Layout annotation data
=-=-=
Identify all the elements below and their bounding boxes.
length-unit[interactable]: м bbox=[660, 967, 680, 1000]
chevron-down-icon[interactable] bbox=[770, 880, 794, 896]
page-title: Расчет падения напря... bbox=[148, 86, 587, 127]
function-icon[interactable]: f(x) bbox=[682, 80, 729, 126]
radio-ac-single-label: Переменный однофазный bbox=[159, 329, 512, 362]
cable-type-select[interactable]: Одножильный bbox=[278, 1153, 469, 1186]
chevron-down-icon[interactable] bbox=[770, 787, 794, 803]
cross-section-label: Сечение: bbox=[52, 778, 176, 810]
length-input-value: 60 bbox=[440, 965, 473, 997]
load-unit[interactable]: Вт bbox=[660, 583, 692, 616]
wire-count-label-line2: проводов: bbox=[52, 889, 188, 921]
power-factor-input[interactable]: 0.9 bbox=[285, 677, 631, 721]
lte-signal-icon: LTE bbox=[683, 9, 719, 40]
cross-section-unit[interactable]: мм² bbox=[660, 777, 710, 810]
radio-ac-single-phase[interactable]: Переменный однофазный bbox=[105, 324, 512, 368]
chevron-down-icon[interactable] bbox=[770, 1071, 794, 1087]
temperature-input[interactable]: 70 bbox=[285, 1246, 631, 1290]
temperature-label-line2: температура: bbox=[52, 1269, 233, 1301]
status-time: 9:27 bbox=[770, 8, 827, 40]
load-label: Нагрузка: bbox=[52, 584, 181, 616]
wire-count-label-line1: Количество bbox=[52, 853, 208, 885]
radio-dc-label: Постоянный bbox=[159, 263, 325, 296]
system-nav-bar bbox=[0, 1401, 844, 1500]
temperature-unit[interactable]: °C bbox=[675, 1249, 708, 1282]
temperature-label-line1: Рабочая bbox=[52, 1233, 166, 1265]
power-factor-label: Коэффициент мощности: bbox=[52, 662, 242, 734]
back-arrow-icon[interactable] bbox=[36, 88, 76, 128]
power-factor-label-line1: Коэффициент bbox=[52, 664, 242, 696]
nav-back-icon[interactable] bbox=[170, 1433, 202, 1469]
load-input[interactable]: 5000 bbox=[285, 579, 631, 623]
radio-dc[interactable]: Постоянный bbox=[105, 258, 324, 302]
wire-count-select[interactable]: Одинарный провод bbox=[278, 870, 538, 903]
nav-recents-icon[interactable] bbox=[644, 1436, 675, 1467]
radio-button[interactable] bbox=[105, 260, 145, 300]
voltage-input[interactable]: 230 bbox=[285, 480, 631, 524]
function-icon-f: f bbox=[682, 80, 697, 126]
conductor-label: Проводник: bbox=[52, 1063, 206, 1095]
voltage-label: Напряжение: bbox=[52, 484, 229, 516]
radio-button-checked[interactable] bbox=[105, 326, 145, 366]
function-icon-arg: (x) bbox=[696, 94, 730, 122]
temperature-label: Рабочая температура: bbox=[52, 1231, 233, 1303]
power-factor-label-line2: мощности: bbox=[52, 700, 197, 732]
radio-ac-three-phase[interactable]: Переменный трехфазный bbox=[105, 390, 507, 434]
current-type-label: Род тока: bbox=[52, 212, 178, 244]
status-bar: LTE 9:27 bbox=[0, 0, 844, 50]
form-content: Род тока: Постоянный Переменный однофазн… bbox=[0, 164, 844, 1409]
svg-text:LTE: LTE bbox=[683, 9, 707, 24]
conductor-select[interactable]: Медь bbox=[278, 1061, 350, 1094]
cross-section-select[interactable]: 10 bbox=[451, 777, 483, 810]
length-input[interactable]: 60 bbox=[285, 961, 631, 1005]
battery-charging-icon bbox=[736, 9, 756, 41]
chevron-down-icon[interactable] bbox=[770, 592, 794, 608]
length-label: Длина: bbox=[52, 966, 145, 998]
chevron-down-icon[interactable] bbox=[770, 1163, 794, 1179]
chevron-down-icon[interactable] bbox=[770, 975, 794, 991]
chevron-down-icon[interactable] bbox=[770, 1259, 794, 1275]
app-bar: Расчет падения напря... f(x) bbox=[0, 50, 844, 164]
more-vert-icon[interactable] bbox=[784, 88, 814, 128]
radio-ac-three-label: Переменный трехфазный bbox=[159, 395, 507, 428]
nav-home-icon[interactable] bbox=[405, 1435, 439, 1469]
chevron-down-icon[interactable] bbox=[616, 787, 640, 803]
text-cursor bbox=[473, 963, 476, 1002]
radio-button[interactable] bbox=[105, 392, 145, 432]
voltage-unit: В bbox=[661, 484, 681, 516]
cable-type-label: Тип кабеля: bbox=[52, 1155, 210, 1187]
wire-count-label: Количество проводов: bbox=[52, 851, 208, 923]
=-=-=
**Challenge:** Print the listing above from its first line through the line containing "load-unit[interactable]: Вт bbox=[660, 583, 692, 616]", reproducing every line without any change.

**Reply to the task:**
Identify all the elements below and their bounding boxes.
length-unit[interactable]: м bbox=[660, 967, 680, 1000]
chevron-down-icon[interactable] bbox=[770, 880, 794, 896]
page-title: Расчет падения напря... bbox=[148, 86, 587, 127]
function-icon[interactable]: f(x) bbox=[682, 80, 729, 126]
radio-ac-single-label: Переменный однофазный bbox=[159, 329, 512, 362]
cable-type-select[interactable]: Одножильный bbox=[278, 1153, 469, 1186]
chevron-down-icon[interactable] bbox=[770, 787, 794, 803]
cross-section-label: Сечение: bbox=[52, 778, 176, 810]
length-input-value: 60 bbox=[440, 965, 473, 997]
load-unit[interactable]: Вт bbox=[660, 583, 692, 616]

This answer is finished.